**Extract**.
It was such a lovely old house, elegant and airy, but it had one minor flaw. The people who checked in, never checked out - alive.

Undaunted by rumors of evil, Cathy Lockwood walked right into the festering heart of the crumbling mansion, determined to find her brother. She was sure he was alive - in some form - and she swore she'd rip York House apart, timber by timber, to find him.

She thought nothing human or inhuman could scare her away - until she confronted the horrifying secret that waited for her in the dark, fetid basement. Then she could scream to high heaven, but only hell would hear her.

      It's been a few years since I last read it, and it's a complex story, but it centres around a youth named Greg Hoode who visits an American country town and finds sinister things going on, and people disappearing mysteriously, and these events seem to revolve around an old mansion called York House; but there are many other characters besides Greg Hoode, some of whom have major viewpoint roles in the novel.
      I won't try to summarize the entire story, even briefly. That would be a complex task in itself, and after I've reread the book I will at a future time review it in its own right. Until I do reread it, I can't do it full justice in itself; so for now, I will focus on the connections with Mendal Johnson's novel, and discuss the plot sufficiently to give a context to how allusions to Let's Go Play at the Adams' come into the story. The references do not seem to be absolutely central to the plot, actually, and they are concentrated in just a few parts of the novel, not scattered throughout; but they are extremely prominent in the places where they occur, and they are linked to the main plot enough to entirely justify their inclusion in the novel. Apart from specific episodes which bear a strong resemblance to events in Johnson's novel, The Abyss is not particularly like it in content or style, and in no way could it be regarded as plagiarizing it.

**Exercise task A**. In the piece about the novel The Abyss, what is the name of the old mansion at the center of the disappearances?
**Exercise task B**. Continue the piece about the novel The Abyss, picking up after its final sentence.

**Extracted material**.
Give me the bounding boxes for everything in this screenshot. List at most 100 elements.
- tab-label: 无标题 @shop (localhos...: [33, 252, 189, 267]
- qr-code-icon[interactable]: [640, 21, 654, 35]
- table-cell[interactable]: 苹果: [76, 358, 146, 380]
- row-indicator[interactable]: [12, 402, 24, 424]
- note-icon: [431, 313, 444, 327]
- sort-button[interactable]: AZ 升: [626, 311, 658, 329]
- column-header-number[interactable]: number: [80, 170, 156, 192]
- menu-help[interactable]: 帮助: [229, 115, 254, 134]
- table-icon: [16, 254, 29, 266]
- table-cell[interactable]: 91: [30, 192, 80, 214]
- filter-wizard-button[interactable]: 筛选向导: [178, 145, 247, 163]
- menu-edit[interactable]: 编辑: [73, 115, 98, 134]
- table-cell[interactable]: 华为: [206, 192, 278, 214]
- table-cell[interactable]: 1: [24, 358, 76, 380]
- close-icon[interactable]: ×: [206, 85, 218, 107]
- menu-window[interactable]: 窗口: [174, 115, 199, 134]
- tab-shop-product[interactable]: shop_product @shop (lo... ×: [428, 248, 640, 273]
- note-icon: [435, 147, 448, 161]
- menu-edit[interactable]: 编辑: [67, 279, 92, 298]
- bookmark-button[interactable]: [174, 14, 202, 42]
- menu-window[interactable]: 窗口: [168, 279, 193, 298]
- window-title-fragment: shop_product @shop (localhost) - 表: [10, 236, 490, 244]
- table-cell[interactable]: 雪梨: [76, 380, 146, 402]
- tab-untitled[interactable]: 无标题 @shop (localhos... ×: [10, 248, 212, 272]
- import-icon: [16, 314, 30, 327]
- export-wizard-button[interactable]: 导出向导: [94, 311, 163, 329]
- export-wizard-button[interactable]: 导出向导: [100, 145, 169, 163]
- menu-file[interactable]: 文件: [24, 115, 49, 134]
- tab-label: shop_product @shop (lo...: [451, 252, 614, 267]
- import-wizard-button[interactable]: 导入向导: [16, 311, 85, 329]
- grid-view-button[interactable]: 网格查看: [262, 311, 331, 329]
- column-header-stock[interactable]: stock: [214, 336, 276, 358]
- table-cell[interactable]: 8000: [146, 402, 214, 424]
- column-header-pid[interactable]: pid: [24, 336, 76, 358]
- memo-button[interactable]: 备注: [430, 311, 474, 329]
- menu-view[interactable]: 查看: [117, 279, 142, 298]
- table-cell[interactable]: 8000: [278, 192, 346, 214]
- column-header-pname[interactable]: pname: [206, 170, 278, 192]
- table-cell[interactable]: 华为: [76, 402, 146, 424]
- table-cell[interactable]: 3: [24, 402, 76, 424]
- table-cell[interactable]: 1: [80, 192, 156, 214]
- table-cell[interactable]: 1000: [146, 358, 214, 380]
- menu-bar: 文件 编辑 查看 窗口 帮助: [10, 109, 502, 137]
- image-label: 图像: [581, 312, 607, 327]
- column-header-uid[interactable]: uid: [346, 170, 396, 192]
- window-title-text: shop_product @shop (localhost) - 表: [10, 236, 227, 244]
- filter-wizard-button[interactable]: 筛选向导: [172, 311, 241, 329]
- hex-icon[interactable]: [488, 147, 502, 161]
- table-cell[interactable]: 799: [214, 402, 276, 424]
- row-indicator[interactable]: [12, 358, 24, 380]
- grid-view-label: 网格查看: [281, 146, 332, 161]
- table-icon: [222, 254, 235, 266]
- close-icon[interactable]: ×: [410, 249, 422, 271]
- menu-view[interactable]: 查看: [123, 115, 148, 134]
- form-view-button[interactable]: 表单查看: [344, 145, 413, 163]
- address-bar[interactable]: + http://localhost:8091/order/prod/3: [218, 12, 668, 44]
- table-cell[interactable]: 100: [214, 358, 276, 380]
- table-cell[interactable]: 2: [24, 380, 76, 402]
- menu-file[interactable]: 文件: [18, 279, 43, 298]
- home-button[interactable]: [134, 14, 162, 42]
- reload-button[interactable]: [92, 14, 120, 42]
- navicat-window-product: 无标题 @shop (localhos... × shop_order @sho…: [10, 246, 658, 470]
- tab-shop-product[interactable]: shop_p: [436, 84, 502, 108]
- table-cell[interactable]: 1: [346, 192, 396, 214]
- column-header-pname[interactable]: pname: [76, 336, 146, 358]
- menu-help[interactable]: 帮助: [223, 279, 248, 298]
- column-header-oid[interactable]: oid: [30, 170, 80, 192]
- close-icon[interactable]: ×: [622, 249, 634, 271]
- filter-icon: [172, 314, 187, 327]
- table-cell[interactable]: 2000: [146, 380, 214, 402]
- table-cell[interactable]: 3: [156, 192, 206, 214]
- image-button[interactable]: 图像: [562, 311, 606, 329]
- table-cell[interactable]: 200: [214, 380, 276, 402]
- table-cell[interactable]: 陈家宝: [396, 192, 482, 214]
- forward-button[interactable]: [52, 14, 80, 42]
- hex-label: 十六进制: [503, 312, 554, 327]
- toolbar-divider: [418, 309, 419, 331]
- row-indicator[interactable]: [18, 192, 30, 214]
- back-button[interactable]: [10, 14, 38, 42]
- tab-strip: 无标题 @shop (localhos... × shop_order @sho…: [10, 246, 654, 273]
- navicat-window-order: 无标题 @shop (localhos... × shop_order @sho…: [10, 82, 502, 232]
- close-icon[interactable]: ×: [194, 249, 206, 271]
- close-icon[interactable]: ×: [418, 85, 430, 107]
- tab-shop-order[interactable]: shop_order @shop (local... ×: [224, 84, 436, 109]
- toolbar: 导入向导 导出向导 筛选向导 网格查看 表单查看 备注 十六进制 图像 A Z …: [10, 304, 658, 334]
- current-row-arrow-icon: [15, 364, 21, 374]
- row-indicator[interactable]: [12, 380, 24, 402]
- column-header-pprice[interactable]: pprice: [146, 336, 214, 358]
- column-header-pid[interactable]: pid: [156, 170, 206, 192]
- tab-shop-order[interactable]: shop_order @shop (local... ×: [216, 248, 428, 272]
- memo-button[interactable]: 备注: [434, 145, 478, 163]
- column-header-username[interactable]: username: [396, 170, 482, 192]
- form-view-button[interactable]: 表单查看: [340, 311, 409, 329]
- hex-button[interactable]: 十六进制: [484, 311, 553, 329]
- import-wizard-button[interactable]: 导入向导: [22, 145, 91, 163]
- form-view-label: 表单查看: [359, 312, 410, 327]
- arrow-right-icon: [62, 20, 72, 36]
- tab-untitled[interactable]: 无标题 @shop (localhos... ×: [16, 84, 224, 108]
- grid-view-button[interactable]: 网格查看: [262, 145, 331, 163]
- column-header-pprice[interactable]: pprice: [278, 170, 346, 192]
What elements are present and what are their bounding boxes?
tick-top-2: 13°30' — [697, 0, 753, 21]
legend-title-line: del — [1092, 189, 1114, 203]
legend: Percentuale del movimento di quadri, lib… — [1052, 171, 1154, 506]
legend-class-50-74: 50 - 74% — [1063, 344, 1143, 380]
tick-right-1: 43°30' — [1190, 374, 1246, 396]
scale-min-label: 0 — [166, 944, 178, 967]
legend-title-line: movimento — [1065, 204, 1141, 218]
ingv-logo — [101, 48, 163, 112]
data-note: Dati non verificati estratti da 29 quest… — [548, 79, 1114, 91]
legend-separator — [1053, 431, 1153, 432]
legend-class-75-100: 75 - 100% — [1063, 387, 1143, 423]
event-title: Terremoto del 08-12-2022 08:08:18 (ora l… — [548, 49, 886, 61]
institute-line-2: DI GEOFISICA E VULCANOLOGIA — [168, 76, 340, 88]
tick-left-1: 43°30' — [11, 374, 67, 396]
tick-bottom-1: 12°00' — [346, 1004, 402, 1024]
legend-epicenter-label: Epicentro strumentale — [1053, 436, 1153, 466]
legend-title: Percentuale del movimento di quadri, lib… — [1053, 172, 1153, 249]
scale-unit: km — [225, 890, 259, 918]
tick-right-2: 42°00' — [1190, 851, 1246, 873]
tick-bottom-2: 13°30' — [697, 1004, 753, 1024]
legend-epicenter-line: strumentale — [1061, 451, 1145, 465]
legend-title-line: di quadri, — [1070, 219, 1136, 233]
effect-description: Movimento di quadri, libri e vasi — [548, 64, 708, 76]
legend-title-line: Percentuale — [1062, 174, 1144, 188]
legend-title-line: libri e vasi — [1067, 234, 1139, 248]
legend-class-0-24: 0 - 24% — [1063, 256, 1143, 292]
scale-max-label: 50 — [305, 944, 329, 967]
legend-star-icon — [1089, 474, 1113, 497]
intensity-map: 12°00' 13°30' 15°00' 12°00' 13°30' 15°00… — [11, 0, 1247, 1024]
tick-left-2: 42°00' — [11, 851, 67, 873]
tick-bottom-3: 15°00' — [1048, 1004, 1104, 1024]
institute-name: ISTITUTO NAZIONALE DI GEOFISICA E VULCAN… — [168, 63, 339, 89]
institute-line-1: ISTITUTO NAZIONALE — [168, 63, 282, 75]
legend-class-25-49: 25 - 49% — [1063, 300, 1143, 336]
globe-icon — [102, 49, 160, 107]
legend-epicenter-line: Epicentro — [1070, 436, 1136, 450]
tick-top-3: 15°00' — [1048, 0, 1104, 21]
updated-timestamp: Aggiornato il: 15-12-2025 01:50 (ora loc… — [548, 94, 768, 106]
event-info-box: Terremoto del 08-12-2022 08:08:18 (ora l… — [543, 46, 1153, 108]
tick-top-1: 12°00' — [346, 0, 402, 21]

**Task result A**. York House

**Task result B**.
      There is a group of strange people in some sort of cult who abduct people and hold them prisoner for long periods of time. (I won't introduce spoilers in case you haven't read the book but would like to one day, so I won't try to give reasons for everything I mention, even when I know the reasons well.)
      Kevin and Pamela Durben, husband and wife, are two of these prisoners. The cult uses some kind of gas which has mind-altering effects on those who breathe it, and strange experiments with it appear to be carried out on the prisoners. The gas appears to have life-sustaining properties, because the prisoners are never fed, and become horribly emaciated, but survive longer than one normally would if not fed.
      One of the keepers of the prisoners ask some of them to relate stories of terrible things they've done in the past, but "The first twelve captives had exhausted their meager supplies of depravity days before". Anyone who doesn't come up with horrific enough stories is beaten brutally, and one emaciated man had his face chopped to ribbons with a leather strap a few words into his story when the captors believed he was lying. (From the context it was not clear whether this description of his beating was metaphorical or literal. And it gets worse.)
      However, Kevin Durben does have more to tell than the others. At first he tells his captors to go to hell, but is beaten into submission, and is forced to tell his story when his wife is tortured (fingers broken one by one) for not being able to think of anything to tell (presumably because she had no such incidents in her life).
      His story is then related in a 13-page first person narrative. Fifteen years earlier, at the age of 14, Kevin holidayed at a lakeside cabin, and there was a group of kids he knew, and they wanted to do something to mark what they thought would be their last summer as kids. What to do? Sex is no good, because some of them were already doing that anyway. Most of them were still a bit too "brother and sister" to get into incest, although a brother and sister in the group were already doing that.
      In the end, the seven of them, four boys and three girls, gathered together and read porn out loud, sometimes acted it, but grew bored with it fairly quickly, and finally realized it was the violence that intrigued them more than the sex, and they graduated to "real" novels that dealt with "interesting themes". Some of these novels mentioned in the narrative are First Blood, Open Season, an unnamed novel by Ed McBain about a woman who kidnaps a man and holds him for 10 years, and another book about a secret club in which the initiation was to kill three people, one of whom you knew personally, and John Fowles' The Collector.
      Then...
      I don't know who brought the next book - yes, I do, but I won't say, just like I won't say the title of the novel. I've been trying to forget all of that for fifteen years, even though I've read it word for word at least a thousand times.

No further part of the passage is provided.